** start **
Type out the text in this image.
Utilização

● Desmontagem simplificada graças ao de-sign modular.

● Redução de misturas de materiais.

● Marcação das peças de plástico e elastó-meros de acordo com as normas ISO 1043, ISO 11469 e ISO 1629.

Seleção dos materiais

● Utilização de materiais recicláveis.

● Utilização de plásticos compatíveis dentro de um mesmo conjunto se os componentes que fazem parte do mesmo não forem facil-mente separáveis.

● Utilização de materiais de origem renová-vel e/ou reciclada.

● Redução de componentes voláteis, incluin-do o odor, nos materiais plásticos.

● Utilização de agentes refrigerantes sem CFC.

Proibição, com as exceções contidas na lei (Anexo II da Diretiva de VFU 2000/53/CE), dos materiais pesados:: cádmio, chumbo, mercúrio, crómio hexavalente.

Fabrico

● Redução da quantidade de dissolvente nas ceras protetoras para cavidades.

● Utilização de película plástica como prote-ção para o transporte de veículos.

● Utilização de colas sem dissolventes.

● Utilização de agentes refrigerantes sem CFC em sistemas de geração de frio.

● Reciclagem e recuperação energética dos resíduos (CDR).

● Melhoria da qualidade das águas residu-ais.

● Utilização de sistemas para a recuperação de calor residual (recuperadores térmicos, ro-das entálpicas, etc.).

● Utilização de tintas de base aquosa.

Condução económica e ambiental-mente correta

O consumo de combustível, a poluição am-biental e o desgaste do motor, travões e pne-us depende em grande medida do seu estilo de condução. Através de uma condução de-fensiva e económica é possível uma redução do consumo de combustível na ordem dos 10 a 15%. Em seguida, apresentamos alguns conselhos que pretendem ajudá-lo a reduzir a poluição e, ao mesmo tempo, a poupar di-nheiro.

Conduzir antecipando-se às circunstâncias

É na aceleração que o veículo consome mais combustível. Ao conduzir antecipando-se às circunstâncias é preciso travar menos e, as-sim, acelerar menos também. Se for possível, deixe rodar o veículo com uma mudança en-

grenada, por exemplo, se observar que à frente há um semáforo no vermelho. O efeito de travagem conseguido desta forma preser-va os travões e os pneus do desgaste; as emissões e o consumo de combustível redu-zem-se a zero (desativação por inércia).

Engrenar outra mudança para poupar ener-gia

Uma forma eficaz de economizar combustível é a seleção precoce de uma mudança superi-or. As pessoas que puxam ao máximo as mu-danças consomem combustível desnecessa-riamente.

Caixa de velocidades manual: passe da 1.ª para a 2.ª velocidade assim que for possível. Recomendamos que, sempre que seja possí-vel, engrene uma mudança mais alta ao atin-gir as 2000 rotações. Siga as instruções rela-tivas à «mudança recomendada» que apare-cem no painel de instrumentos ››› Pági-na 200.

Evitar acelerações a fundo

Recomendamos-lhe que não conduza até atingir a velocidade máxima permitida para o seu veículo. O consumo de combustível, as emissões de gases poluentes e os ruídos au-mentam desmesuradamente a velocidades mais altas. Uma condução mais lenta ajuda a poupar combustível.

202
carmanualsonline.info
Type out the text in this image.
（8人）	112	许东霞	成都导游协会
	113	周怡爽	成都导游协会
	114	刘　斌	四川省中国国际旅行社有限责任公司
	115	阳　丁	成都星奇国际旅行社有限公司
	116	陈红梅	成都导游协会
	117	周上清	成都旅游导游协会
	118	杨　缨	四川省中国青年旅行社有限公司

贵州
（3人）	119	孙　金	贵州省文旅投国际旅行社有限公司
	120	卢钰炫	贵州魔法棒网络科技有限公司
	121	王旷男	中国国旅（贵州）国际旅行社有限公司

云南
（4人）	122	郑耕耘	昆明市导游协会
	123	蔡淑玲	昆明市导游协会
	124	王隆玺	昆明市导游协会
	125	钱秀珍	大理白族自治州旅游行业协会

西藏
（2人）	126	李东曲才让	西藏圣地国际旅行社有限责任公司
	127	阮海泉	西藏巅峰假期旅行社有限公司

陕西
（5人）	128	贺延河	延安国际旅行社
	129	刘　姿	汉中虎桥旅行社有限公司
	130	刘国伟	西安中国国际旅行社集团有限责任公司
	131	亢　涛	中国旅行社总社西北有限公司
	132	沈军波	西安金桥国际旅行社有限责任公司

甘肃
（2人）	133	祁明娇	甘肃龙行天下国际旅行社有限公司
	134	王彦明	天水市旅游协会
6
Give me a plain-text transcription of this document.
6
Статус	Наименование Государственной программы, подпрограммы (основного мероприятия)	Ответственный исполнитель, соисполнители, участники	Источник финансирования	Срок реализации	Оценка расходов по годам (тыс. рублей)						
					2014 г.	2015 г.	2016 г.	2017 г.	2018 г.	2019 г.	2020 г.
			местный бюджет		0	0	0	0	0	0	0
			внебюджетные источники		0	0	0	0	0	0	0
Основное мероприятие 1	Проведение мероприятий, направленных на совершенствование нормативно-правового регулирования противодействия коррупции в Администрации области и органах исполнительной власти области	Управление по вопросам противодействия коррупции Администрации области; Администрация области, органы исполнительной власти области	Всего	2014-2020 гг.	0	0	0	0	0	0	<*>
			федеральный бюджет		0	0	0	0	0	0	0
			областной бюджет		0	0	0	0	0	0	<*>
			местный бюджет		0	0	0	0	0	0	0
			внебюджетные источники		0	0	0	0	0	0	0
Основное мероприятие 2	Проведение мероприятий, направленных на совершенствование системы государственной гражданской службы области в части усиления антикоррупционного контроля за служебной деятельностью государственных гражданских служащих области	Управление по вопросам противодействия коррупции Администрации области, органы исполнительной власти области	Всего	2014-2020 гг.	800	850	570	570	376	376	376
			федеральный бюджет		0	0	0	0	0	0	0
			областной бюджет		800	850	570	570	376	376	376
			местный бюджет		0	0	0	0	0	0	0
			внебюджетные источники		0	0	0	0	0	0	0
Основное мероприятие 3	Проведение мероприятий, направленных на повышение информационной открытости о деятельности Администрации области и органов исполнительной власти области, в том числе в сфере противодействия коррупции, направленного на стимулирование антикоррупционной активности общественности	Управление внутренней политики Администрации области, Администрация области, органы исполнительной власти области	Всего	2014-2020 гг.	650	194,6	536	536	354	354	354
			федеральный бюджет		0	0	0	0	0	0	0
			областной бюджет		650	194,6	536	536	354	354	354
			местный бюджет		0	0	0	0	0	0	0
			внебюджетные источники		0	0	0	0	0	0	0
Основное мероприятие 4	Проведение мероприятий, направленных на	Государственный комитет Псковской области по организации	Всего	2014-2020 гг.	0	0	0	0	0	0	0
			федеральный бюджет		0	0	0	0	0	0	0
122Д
** end **
§ **Work to do**:
Repeat the data above exactly.

§ **Answer to this exercise**:
Type out the text in this image.
Utilização

● Desmontagem simplificada graças ao de-sign modular.

● Redução de misturas de materiais.

● Marcação das peças de plástico e elastó-meros de acordo com as normas ISO 1043, ISO 11469 e ISO 1629.

Seleção dos materiais

● Utilização de materiais recicláveis.

● Utilização de plásticos compatíveis dentro de um mesmo conjunto se os componentes que fazem parte do mesmo não forem facil-mente separáveis.

● Utilização de materiais de origem renová-vel e/ou reciclada.

● Redução de componentes voláteis, incluin-do o odor, nos materiais plásticos.

● Utilização de agentes refrigerantes sem CFC.

Proibição, com as exceções contidas na lei (Anexo II da Diretiva de VFU 2000/53/CE), dos materiais pesados:: cádmio, chumbo, mercúrio, crómio hexavalente.

Fabrico

● Redução da quantidade de dissolvente nas ceras protetoras para cavidades.

● Utilização de película plástica como prote-ção para o transporte de veículos.

● Utilização de colas sem dissolventes.

● Utilização de agentes refrigerantes sem CFC em sistemas de geração de frio.

● Reciclagem e recuperação energética dos resíduos (CDR).

● Melhoria da qualidade das águas residu-ais.

● Utilização de sistemas para a recuperação de calor residual (recuperadores térmicos, ro-das entálpicas, etc.).

● Utilização de tintas de base aquosa.

Condução económica e ambiental-mente correta

O consumo de combustível, a poluição am-biental e o desgaste do motor, travões e pne-us depende em grande medida do seu estilo de condução. Através de uma condução de-fensiva e económica é possível uma redução do consumo de combustível na ordem dos 10 a 15%. Em seguida, apresentamos alguns conselhos que pretendem ajudá-lo a reduzir a poluição e, ao mesmo tempo, a poupar di-nheiro.

Conduzir antecipando-se às circunstâncias

É na aceleração que o veículo consome mais combustível. Ao conduzir antecipando-se às circunstâncias é preciso travar menos e, as-sim, acelerar menos também. Se for possível, deixe rodar o veículo com uma mudança en-

grenada, por exemplo, se observar que à frente há um semáforo no vermelho. O efeito de travagem conseguido desta forma preser-va os travões e os pneus do desgaste; as emissões e o consumo de combustível redu-zem-se a zero (desativação por inércia).

Engrenar outra mudança para poupar ener-gia

Uma forma eficaz de economizar combustível é a seleção precoce de uma mudança superi-or. As pessoas que puxam ao máximo as mu-danças consomem combustível desnecessa-riamente.

Caixa de velocidades manual: passe da 1.ª para a 2.ª velocidade assim que for possível. Recomendamos que, sempre que seja possí-vel, engrene uma mudança mais alta ao atin-gir as 2000 rotações. Siga as instruções rela-tivas à «mudança recomendada» que apare-cem no painel de instrumentos ››› Pági-na 200.

Evitar acelerações a fundo

Recomendamos-lhe que não conduza até atingir a velocidade máxima permitida para o seu veículo. O consumo de combustível, as emissões de gases poluentes e os ruídos au-mentam desmesuradamente a velocidades mais altas. Uma condução mais lenta ajuda a poupar combustível.

202
carmanualsonline.info
Type out the text in this image.
（8人）	112	许东霞	成都导游协会
	113	周怡爽	成都导游协会
	114	刘　斌	四川省中国国际旅行社有限责任公司
	115	阳　丁	成都星奇国际旅行社有限公司
	116	陈红梅	成都导游协会
	117	周上清	成都旅游导游协会
	118	杨　缨	四川省中国青年旅行社有限公司

贵州
（3人）	119	孙　金	贵州省文旅投国际旅行社有限公司
	120	卢钰炫	贵州魔法棒网络科技有限公司
	121	王旷男	中国国旅（贵州）国际旅行社有限公司

云南
（4人）	122	郑耕耘	昆明市导游协会
	123	蔡淑玲	昆明市导游协会
	124	王隆玺	昆明市导游协会
	125	钱秀珍	大理白族自治州旅游行业协会

西藏
（2人）	126	李东曲才让	西藏圣地国际旅行社有限责任公司
	127	阮海泉	西藏巅峰假期旅行社有限公司

陕西
（5人）	128	贺延河	延安国际旅行社
	129	刘　姿	汉中虎桥旅行社有限公司
	130	刘国伟	西安中国国际旅行社集团有限责任公司
	131	亢　涛	中国旅行社总社西北有限公司
	132	沈军波	西安金桥国际旅行社有限责任公司

甘肃
（2人）	133	祁明娇	甘肃龙行天下国际旅行社有限公司
	134	王彦明	天水市旅游协会
6
Give me a plain-text transcription of this document.
6
Статус	Наименование Государственной программы, подпрограммы (основного мероприятия)	Ответственный исполнитель, соисполнители, участники	Источник финансирования	Срок реализации	Оценка расходов по годам (тыс. рублей)						
					2014 г.	2015 г.	2016 г.	2017 г.	2018 г.	2019 г.	2020 г.
			местный бюджет		0	0	0	0	0	0	0
			внебюджетные источники		0	0	0	0	0	0	0
Основное мероприятие 1	Проведение мероприятий, направленных на совершенствование нормативно-правового регулирования противодействия коррупции в Администрации области и органах исполнительной власти области	Управление по вопросам противодействия коррупции Администрации области; Администрация области, органы исполнительной власти области	Всего	2014-2020 гг.	0	0	0	0	0	0	<*>
			федеральный бюджет		0	0	0	0	0	0	0
			областной бюджет		0	0	0	0	0	0	<*>
			местный бюджет		0	0	0	0	0	0	0
			внебюджетные источники		0	0	0	0	0	0	0
Основное мероприятие 2	Проведение мероприятий, направленных на совершенствование системы государственной гражданской службы области в части усиления антикоррупционного контроля за служебной деятельностью государственных гражданских служащих области	Управление по вопросам противодействия коррупции Администрации области, органы исполнительной власти области	Всего	2014-2020 гг.	800	850	570	570	376	376	376
			федеральный бюджет		0	0	0	0	0	0	0
			областной бюджет		800	850	570	570	376	376	376
			местный бюджет		0	0	0	0	0	0	0
			внебюджетные источники		0	0	0	0	0	0	0
Основное мероприятие 3	Проведение мероприятий, направленных на повышение информационной открытости о деятельности Администрации области и органов исполнительной власти области, в том числе в сфере противодействия коррупции, направленного на стимулирование антикоррупционной активности общественности	Управление внутренней политики Администрации области, Администрация области, органы исполнительной власти области	Всего	2014-2020 гг.	650	194,6	536	536	354	354	354
			федеральный бюджет		0	0	0	0	0	0	0
			областной бюджет		650	194,6	536	536	354	354	354
			местный бюджет		0	0	0	0	0	0	0
			внебюджетные источники		0	0	0	0	0	0	0
Основное мероприятие 4	Проведение мероприятий, направленных на	Государственный комитет Псковской области по организации	Всего	2014-2020 гг.	0	0	0	0	0	0	0
			федеральный бюджет		0	0	0	0	0	0	0
122Д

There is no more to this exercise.